• WORK INSTRUCTIONS
Drop the pictures, then extract the listing word for word.
::::
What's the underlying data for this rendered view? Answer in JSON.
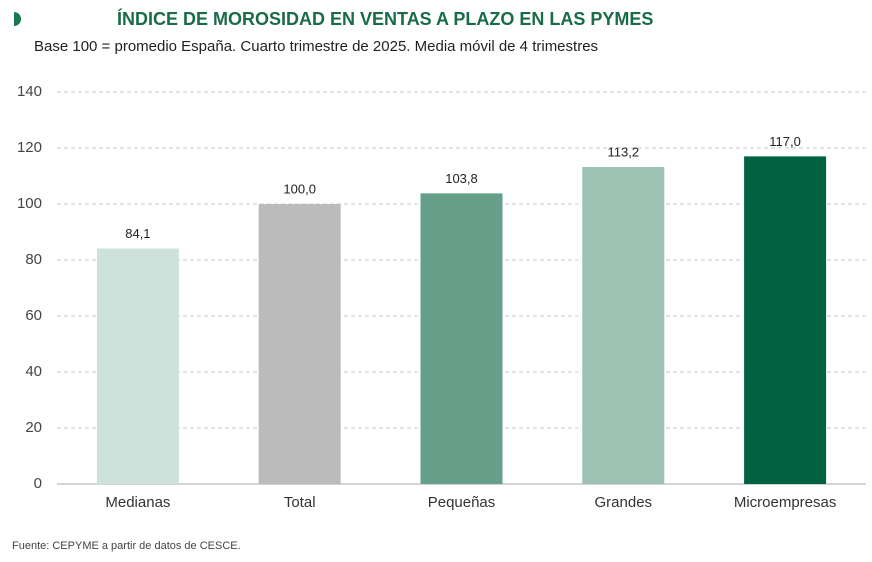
{
  "chart_data": {
    "type": "bar",
    "title": "ÍNDICE DE MOROSIDAD EN VENTAS A PLAZO EN LAS PYMES",
    "subtitle": "Base 100 = promedio España. Cuarto trimestre de 2025. Media móvil de 4 trimestres",
    "source": "Fuente: CEPYME a partir de datos de CESCE.",
    "categories": [
      "Medianas",
      "Total",
      "Pequeñas",
      "Grandes",
      "Microempresas"
    ],
    "values": [
      84.1,
      100.0,
      103.8,
      113.2,
      117.0
    ],
    "value_labels": [
      "84,1",
      "100,0",
      "103,8",
      "113,2",
      "117,0"
    ],
    "colors": [
      "#cde2da",
      "#bbbbbb",
      "#66a08a",
      "#9dc2b4",
      "#006241"
    ],
    "ylim": [
      0,
      140
    ],
    "yticks": [
      0,
      20,
      40,
      60,
      80,
      100,
      120,
      140
    ],
    "grid": true
  }
}
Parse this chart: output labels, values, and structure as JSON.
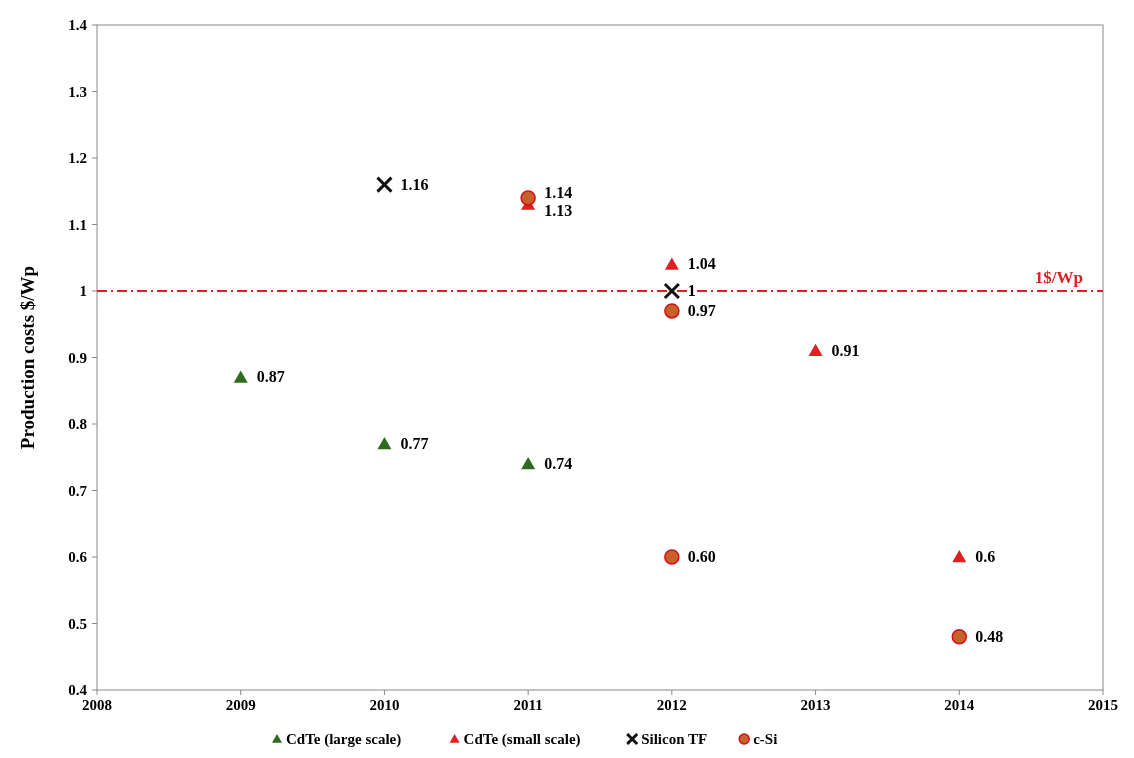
::::
• RESPONSE BELOW
What's the underlying data for this rendered view? Answer in JSON.
{
  "chart_data": {
    "type": "bar",
    "title": "ÍNDICE DE MOROSIDAD EN VENTAS A PLAZO EN LAS PYMES",
    "subtitle": "Base 100 = promedio España. Cuarto trimestre de 2025. Media móvil de 4 trimestres",
    "source": "Fuente: CEPYME a partir de datos de CESCE.",
    "categories": [
      "Medianas",
      "Total",
      "Pequeñas",
      "Grandes",
      "Microempresas"
    ],
    "values": [
      84.1,
      100.0,
      103.8,
      113.2,
      117.0
    ],
    "value_labels": [
      "84,1",
      "100,0",
      "103,8",
      "113,2",
      "117,0"
    ],
    "colors": [
      "#cde2da",
      "#bbbbbb",
      "#66a08a",
      "#9dc2b4",
      "#006241"
    ],
    "ylim": [
      0,
      140
    ],
    "yticks": [
      0,
      20,
      40,
      60,
      80,
      100,
      120,
      140
    ],
    "grid": true
  }
}
Parse this chart: output labels, values, and structure as JSON.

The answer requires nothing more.